(Records about charts and figures)

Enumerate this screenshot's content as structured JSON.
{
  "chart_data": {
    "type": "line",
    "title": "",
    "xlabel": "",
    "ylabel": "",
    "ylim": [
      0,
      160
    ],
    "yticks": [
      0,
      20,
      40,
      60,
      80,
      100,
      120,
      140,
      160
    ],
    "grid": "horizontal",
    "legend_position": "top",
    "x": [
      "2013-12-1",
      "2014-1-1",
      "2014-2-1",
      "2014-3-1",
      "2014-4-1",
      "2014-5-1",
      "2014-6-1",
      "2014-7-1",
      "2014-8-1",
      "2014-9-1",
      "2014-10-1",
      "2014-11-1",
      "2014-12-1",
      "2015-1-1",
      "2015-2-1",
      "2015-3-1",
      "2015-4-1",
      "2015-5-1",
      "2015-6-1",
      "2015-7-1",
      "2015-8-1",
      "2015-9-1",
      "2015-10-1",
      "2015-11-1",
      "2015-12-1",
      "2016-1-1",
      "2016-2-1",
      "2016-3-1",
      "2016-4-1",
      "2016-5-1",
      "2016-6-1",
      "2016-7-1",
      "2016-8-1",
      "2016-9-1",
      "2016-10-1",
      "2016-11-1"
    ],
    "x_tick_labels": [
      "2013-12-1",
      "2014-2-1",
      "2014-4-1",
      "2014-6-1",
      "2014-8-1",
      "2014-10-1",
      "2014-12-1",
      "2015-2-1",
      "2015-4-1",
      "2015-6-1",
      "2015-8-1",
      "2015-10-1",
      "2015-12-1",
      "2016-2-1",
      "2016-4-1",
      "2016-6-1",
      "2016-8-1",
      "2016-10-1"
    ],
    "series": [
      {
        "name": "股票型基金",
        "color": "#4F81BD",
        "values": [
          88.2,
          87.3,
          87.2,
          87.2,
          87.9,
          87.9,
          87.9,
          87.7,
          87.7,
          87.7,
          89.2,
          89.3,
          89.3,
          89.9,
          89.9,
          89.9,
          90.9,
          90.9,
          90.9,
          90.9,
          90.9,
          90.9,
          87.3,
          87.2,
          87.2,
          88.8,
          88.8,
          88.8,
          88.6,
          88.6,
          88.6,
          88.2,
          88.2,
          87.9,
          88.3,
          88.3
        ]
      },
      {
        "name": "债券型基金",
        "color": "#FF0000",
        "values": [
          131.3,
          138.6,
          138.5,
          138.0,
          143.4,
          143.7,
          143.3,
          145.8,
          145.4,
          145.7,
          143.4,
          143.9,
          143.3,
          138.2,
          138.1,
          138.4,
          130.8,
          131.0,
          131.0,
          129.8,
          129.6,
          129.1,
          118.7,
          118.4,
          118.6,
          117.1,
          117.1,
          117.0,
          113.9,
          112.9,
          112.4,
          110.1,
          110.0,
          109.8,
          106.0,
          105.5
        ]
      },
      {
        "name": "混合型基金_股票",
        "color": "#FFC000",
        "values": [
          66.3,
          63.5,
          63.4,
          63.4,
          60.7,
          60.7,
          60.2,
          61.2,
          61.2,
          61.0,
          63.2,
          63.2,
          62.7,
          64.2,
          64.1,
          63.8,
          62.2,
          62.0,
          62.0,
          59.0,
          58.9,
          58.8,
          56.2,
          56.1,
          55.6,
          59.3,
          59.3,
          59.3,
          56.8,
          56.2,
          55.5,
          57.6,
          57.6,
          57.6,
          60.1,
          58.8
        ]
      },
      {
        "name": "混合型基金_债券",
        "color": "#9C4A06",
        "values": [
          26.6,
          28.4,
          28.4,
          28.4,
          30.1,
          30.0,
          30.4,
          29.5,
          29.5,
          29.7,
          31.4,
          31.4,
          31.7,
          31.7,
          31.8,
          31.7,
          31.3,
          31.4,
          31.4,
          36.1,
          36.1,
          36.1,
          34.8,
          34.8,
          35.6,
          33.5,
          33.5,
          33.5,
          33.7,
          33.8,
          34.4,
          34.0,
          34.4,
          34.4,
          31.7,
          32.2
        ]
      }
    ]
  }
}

Requirements: Go through the records above and retype each one exactly.

Answer to the task:
Enumerate this screenshot's content as structured JSON.
{
  "chart_data": {
    "type": "line",
    "title": "",
    "xlabel": "",
    "ylabel": "",
    "ylim": [
      0,
      160
    ],
    "yticks": [
      0,
      20,
      40,
      60,
      80,
      100,
      120,
      140,
      160
    ],
    "grid": "horizontal",
    "legend_position": "top",
    "x": [
      "2013-12-1",
      "2014-1-1",
      "2014-2-1",
      "2014-3-1",
      "2014-4-1",
      "2014-5-1",
      "2014-6-1",
      "2014-7-1",
      "2014-8-1",
      "2014-9-1",
      "2014-10-1",
      "2014-11-1",
      "2014-12-1",
      "2015-1-1",
      "2015-2-1",
      "2015-3-1",
      "2015-4-1",
      "2015-5-1",
      "2015-6-1",
      "2015-7-1",
      "2015-8-1",
      "2015-9-1",
      "2015-10-1",
      "2015-11-1",
      "2015-12-1",
      "2016-1-1",
      "2016-2-1",
      "2016-3-1",
      "2016-4-1",
      "2016-5-1",
      "2016-6-1",
      "2016-7-1",
      "2016-8-1",
      "2016-9-1",
      "2016-10-1",
      "2016-11-1"
    ],
    "x_tick_labels": [
      "2013-12-1",
      "2014-2-1",
      "2014-4-1",
      "2014-6-1",
      "2014-8-1",
      "2014-10-1",
      "2014-12-1",
      "2015-2-1",
      "2015-4-1",
      "2015-6-1",
      "2015-8-1",
      "2015-10-1",
      "2015-12-1",
      "2016-2-1",
      "2016-4-1",
      "2016-6-1",
      "2016-8-1",
      "2016-10-1"
    ],
    "series": [
      {
        "name": "股票型基金",
        "color": "#4F81BD",
        "values": [
          88.2,
          87.3,
          87.2,
          87.2,
          87.9,
          87.9,
          87.9,
          87.7,
          87.7,
          87.7,
          89.2,
          89.3,
          89.3,
          89.9,
          89.9,
          89.9,
          90.9,
          90.9,
          90.9,
          90.9,
          90.9,
          90.9,
          87.3,
          87.2,
          87.2,
          88.8,
          88.8,
          88.8,
          88.6,
          88.6,
          88.6,
          88.2,
          88.2,
          87.9,
          88.3,
          88.3
        ]
      },
      {
        "name": "债券型基金",
        "color": "#FF0000",
        "values": [
          131.3,
          138.6,
          138.5,
          138.0,
          143.4,
          143.7,
          143.3,
          145.8,
          145.4,
          145.7,
          143.4,
          143.9,
          143.3,
          138.2,
          138.1,
          138.4,
          130.8,
          131.0,
          131.0,
          129.8,
          129.6,
          129.1,
          118.7,
          118.4,
          118.6,
          117.1,
          117.1,
          117.0,
          113.9,
          112.9,
          112.4,
          110.1,
          110.0,
          109.8,
          106.0,
          105.5
        ]
      },
      {
        "name": "混合型基金_股票",
        "color": "#FFC000",
        "values": [
          66.3,
          63.5,
          63.4,
          63.4,
          60.7,
          60.7,
          60.2,
          61.2,
          61.2,
          61.0,
          63.2,
          63.2,
          62.7,
          64.2,
          64.1,
          63.8,
          62.2,
          62.0,
          62.0,
          59.0,
          58.9,
          58.8,
          56.2,
          56.1,
          55.6,
          59.3,
          59.3,
          59.3,
          56.8,
          56.2,
          55.5,
          57.6,
          57.6,
          57.6,
          60.1,
          58.8
        ]
      },
      {
        "name": "混合型基金_债券",
        "color": "#9C4A06",
        "values": [
          26.6,
          28.4,
          28.4,
          28.4,
          30.1,
          30.0,
          30.4,
          29.5,
          29.5,
          29.7,
          31.4,
          31.4,
          31.7,
          31.7,
          31.8,
          31.7,
          31.3,
          31.4,
          31.4,
          36.1,
          36.1,
          36.1,
          34.8,
          34.8,
          35.6,
          33.5,
          33.5,
          33.5,
          33.7,
          33.8,
          34.4,
          34.0,
          34.4,
          34.4,
          31.7,
          32.2
        ]
      }
    ]
  }
}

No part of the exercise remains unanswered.